#### Written problem:
Show each line from the listing that includes the word "name".

Dataset records on visual material
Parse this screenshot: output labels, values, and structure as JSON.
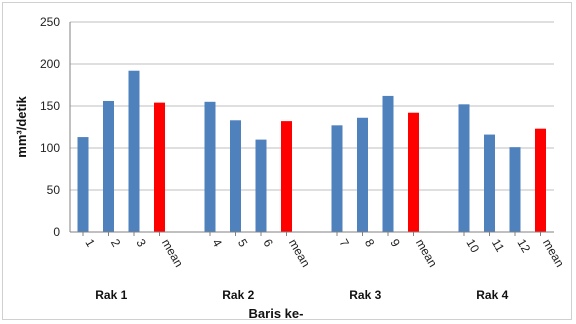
{
  "chart_data": {
    "type": "bar",
    "title": "",
    "xlabel": "Baris ke-",
    "ylabel": "mm³/detik",
    "ylim": [
      0,
      250
    ],
    "yticks": [
      "0",
      "50",
      "100",
      "150",
      "200",
      "250"
    ],
    "grid": true,
    "legend": "none",
    "colors": {
      "row": "#4F81BD",
      "mean": "#FF0000",
      "grid": "#BFBFBF",
      "axis": "#808080"
    },
    "groups": [
      {
        "name": "Rak 1",
        "categories": [
          "1",
          "2",
          "3",
          "mean"
        ],
        "values": [
          113,
          156,
          192,
          154
        ]
      },
      {
        "name": "Rak 2",
        "categories": [
          "4",
          "5",
          "6",
          "mean"
        ],
        "values": [
          155,
          133,
          110,
          132
        ]
      },
      {
        "name": "Rak 3",
        "categories": [
          "7",
          "8",
          "9",
          "mean"
        ],
        "values": [
          127,
          136,
          162,
          142
        ]
      },
      {
        "name": "Rak 4",
        "categories": [
          "10",
          "11",
          "12",
          "mean"
        ],
        "values": [
          152,
          116,
          101,
          123
        ]
      }
    ]
  }
}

#### Written solution:
        "name": "Rak 1",
        "name": "Rak 2",
        "name": "Rak 3",
        "name": "Rak 4",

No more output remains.